Texto fornecido
▬▬▬▬▬▬▬▬▬▬
15 projetos de lei endurecem penas de crimes contra jornalistas no Brasil

Por Júlio Lubianco

Num momento de piora da liberdade de imprensa no Brasil, pelo menos 15 projetos de lei (PL) buscam proteger profissionais de imprensa de ataques e agressões. Entre eles, há propostas para considerar como hediondos crimes contra jornalistas, federalizar a investigação destes crimes, agravar penas de lesão corporal e homicídios e até mesmo tipificar como crime a hostilização a profissionais de imprensa.

Doze desses projetos foram apresentados nos últimos dois anos, ou seja, durante o governo do presidente Jair Bolsonaro, cuja retórica anti-jornalismo é percebida como um risco para profissionais de comunicação.

Nesse período, cresceram os casos de violência física e virtual, segundo organizações como a Associação Brasileira de Jornalismo Investigativo (Abraji). A Federação Nacional dos Jornalistas (Fenaj) contabilizou pelo menos um ataque diário de Bolsonaro a jornalistas e veículos de comunicação em 2020.

A maior parte das propostas (11) endurece penas para crimes já existentes no Código Penal, como agressão e homicídio, quando a vítima é jornalista em exercício da função. Há ainda dois projetos que estabelecem normas para a participação da Polícia Federal na investigação de crimes contra jornalistas. Esses 13 projetos foram unificados em apenas um e estão atualmente na Comissão de Constituição e Justiça da Câmara.
▬▬▬▬▬▬▬▬▬▬
Anotações dos elementos de layout
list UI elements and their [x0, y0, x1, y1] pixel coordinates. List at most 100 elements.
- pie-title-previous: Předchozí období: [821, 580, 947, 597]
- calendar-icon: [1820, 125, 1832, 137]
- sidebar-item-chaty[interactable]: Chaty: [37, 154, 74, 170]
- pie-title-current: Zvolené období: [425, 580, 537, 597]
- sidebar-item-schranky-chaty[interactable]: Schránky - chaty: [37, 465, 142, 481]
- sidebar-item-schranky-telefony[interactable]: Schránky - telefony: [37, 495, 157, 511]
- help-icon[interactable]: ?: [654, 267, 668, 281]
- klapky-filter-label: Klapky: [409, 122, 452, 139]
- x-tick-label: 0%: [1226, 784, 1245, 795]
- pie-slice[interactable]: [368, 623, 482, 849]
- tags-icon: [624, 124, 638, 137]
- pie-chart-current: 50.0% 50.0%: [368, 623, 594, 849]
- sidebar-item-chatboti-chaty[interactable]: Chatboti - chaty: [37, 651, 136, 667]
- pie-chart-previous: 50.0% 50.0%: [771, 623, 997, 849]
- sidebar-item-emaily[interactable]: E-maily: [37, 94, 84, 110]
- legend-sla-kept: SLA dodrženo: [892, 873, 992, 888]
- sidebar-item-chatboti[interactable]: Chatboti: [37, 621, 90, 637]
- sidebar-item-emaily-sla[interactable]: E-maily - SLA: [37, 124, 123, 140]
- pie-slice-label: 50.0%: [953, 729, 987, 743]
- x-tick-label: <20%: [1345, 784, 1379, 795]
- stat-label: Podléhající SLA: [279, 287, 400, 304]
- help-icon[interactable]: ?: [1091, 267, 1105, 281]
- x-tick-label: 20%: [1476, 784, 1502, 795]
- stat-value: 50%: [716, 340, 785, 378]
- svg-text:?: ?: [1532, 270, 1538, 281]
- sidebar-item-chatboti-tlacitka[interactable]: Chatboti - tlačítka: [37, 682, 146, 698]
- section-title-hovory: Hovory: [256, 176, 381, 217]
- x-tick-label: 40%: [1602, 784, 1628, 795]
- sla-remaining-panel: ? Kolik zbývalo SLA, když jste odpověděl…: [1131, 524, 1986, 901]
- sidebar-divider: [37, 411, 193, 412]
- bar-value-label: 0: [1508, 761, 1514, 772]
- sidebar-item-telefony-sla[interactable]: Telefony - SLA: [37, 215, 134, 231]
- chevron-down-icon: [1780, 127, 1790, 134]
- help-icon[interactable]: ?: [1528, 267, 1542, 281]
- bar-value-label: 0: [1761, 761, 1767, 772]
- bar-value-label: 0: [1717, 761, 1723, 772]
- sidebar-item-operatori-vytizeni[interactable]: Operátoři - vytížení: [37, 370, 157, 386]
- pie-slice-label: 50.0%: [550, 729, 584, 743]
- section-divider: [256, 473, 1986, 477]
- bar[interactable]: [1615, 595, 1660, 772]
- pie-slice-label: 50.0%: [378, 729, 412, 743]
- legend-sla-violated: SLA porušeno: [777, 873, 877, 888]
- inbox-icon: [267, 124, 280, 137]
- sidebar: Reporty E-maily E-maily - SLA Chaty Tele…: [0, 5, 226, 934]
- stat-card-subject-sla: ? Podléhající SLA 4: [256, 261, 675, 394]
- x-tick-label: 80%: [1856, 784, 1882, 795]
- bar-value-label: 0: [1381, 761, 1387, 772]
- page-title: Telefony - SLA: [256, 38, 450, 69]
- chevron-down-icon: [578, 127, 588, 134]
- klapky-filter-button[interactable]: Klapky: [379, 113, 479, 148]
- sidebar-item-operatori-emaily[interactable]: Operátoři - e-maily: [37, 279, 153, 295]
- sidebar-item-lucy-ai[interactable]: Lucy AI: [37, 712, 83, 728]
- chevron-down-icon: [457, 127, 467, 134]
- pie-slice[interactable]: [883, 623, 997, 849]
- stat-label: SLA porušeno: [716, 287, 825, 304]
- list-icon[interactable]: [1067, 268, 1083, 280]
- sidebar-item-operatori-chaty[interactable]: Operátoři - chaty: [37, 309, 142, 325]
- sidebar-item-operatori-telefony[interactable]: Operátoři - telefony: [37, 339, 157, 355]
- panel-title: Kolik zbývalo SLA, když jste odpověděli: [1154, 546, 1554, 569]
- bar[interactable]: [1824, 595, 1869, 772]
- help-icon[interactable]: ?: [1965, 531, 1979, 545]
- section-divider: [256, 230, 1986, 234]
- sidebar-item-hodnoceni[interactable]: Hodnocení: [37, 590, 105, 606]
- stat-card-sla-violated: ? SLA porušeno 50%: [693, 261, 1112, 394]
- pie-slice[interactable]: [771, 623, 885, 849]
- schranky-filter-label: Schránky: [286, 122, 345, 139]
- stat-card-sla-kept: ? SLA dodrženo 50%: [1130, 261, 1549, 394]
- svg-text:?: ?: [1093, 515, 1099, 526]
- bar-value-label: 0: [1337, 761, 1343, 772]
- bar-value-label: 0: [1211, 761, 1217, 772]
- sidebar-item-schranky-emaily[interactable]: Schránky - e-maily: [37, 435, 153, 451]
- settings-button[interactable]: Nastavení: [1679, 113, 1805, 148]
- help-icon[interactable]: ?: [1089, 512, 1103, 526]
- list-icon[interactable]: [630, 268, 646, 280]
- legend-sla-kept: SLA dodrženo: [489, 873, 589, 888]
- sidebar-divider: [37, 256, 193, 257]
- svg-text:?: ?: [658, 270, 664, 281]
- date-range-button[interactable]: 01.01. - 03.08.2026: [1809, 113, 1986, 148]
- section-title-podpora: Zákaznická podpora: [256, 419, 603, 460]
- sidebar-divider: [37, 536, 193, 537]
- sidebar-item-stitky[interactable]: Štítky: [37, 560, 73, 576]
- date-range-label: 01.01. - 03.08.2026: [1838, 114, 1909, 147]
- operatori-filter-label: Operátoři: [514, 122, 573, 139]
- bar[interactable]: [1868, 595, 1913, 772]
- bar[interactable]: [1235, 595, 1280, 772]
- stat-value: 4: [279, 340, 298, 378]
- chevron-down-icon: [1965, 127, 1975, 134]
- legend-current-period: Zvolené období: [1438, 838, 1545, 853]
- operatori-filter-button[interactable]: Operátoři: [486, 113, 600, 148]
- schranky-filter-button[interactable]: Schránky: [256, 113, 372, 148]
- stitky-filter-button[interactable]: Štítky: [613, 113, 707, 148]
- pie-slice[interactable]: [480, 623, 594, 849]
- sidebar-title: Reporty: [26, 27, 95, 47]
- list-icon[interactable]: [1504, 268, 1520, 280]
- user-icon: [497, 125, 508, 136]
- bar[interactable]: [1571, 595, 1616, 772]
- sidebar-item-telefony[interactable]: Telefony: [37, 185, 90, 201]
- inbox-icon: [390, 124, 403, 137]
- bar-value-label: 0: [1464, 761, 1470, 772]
▬▬▬▬▬▬▬▬▬▬
O que fazer
a) Transcreva do texto sobre os projetos de lei o trecho que vai de "Doze desses projetos" até "comunicação em 2020.".
b) Responda com base no texto sobre os projetos de lei:
(i) Quantos dos projetos foram apresentados nos últimos dois anos?
(ii) Segundo a Fenaj, com que frequência Bolsonaro atacou jornalistas e veículos de comunicação em 2020?
(iii) Em que comissão da Câmara estão atualmente os projetos unificados?
Baseie-se somente no texto sobre os projetos de lei.

Respostas do exercício
a)
Doze desses projetos foram apresentados nos últimos dois anos, ou seja, durante o governo do presidente Jair Bolsonaro, cuja retórica anti-jornalismo é percebida como um risco para profissionais de comunicação.

Nesse período, cresceram os casos de violência física e virtual, segundo organizações como a Associação Brasileira de Jornalismo Investigativo (Abraji). A Federação Nacional dos Jornalistas (Fenaj) contabilizou pelo menos um ataque diário de Bolsonaro a jornalistas e veículos de comunicação em 2020.

b)
(i) Doze.
(ii) Pelo menos um ataque por dia.
(iii) Na Comissão de Constituição e Justiça.